* Objective
Below are some entries. Work out how many of their lines hold the word "mobiliario", and write that number alone.
── Task data
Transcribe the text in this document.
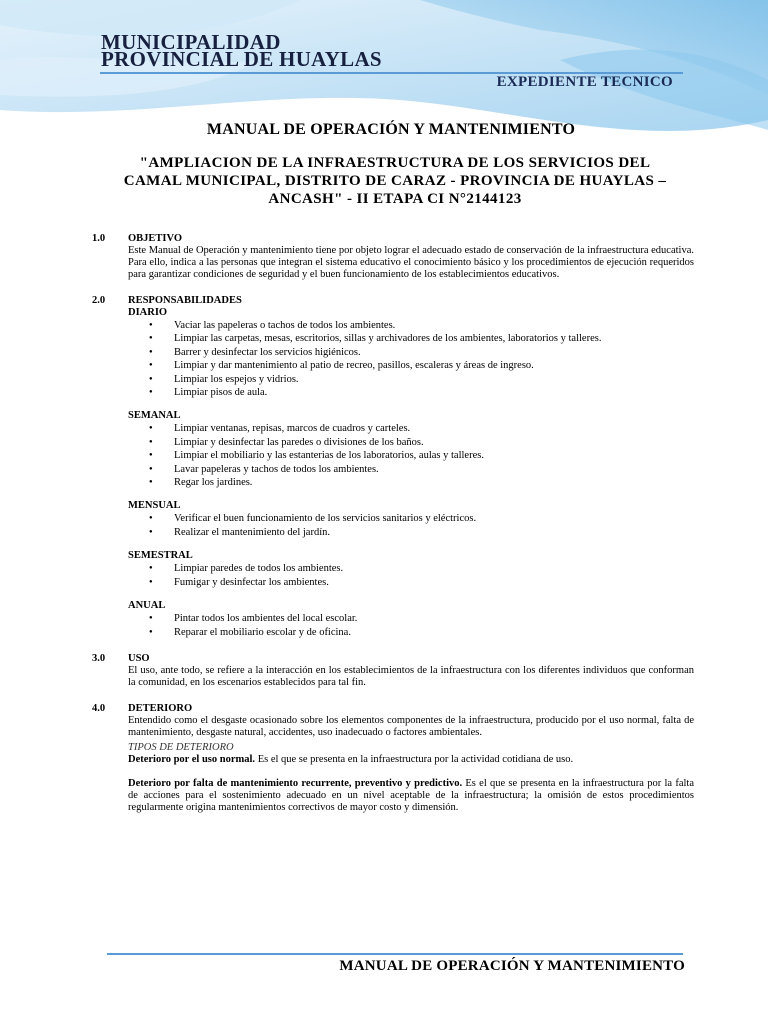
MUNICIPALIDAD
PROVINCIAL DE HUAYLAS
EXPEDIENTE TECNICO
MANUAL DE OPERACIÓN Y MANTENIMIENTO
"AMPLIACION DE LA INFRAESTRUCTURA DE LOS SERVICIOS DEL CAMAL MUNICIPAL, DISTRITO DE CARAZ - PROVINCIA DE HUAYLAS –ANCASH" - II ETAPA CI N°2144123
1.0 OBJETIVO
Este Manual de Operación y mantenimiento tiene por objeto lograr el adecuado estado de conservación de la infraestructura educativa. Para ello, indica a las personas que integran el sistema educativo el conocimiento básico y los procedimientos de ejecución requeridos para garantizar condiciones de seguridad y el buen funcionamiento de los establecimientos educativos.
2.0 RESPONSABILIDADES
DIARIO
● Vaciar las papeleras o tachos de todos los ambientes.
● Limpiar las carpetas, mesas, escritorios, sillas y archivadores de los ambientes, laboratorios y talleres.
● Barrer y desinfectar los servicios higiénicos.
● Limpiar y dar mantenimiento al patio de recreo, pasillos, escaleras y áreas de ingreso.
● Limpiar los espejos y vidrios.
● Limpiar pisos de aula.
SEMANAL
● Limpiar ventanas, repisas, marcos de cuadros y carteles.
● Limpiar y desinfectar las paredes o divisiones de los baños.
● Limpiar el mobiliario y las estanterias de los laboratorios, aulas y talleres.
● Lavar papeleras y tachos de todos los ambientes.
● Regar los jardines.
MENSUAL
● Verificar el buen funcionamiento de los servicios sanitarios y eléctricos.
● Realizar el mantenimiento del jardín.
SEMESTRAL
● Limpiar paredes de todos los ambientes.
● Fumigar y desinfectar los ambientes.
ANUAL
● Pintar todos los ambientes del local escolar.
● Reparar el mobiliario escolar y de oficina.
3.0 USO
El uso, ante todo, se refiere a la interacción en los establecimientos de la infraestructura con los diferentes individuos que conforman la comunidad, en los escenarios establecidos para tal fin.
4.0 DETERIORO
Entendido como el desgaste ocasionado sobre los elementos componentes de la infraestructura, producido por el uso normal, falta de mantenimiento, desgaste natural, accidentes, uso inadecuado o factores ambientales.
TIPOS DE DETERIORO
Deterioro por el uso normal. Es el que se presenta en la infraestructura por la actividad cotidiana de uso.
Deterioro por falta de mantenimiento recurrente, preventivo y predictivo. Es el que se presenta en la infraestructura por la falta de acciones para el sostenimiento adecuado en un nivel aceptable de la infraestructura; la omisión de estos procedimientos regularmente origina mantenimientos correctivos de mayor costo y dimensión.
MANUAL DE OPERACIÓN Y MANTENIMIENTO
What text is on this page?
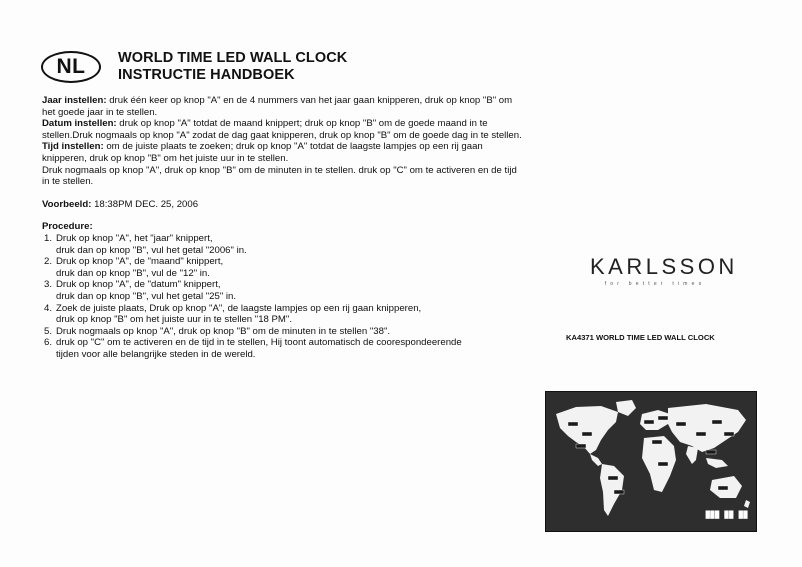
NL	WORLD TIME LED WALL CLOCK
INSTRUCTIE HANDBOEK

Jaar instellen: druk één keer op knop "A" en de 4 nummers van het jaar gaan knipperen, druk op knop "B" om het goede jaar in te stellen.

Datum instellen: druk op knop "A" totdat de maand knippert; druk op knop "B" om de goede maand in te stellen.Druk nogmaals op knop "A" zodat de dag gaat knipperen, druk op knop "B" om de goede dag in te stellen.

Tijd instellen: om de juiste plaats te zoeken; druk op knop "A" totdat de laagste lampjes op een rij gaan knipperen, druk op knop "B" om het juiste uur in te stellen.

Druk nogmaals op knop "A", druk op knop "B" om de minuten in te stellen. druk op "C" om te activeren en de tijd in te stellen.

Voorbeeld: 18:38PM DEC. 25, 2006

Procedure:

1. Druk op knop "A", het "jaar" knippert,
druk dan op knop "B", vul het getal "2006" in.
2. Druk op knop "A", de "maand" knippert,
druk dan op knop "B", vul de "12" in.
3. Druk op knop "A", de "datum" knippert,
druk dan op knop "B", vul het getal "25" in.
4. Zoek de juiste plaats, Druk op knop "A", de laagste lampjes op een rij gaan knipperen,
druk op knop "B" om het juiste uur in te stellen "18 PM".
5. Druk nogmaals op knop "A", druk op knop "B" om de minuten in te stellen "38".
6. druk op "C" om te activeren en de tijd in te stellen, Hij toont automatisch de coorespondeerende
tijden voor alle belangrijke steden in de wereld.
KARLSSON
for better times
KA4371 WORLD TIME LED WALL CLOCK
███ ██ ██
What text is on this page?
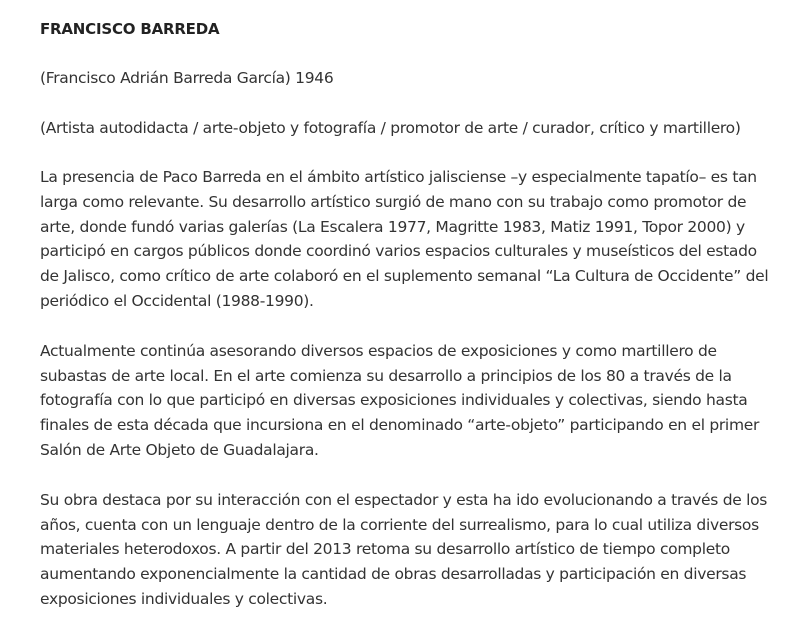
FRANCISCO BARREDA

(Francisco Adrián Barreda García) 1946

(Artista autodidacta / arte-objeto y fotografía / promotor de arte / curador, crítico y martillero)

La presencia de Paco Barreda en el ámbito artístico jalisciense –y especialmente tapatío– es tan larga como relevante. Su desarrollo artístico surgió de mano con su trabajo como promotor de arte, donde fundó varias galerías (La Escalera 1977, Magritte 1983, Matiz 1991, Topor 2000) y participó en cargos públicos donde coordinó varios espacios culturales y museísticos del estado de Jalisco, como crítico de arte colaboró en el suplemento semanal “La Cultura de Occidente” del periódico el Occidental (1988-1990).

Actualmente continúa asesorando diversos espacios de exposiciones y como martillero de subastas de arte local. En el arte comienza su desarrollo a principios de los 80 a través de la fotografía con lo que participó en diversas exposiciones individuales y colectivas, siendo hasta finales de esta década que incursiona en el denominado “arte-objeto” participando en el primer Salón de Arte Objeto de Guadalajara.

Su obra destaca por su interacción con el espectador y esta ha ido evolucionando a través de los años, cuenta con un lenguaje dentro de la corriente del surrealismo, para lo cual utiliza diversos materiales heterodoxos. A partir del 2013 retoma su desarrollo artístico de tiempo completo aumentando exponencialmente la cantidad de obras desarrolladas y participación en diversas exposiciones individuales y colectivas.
────
* Right answer
2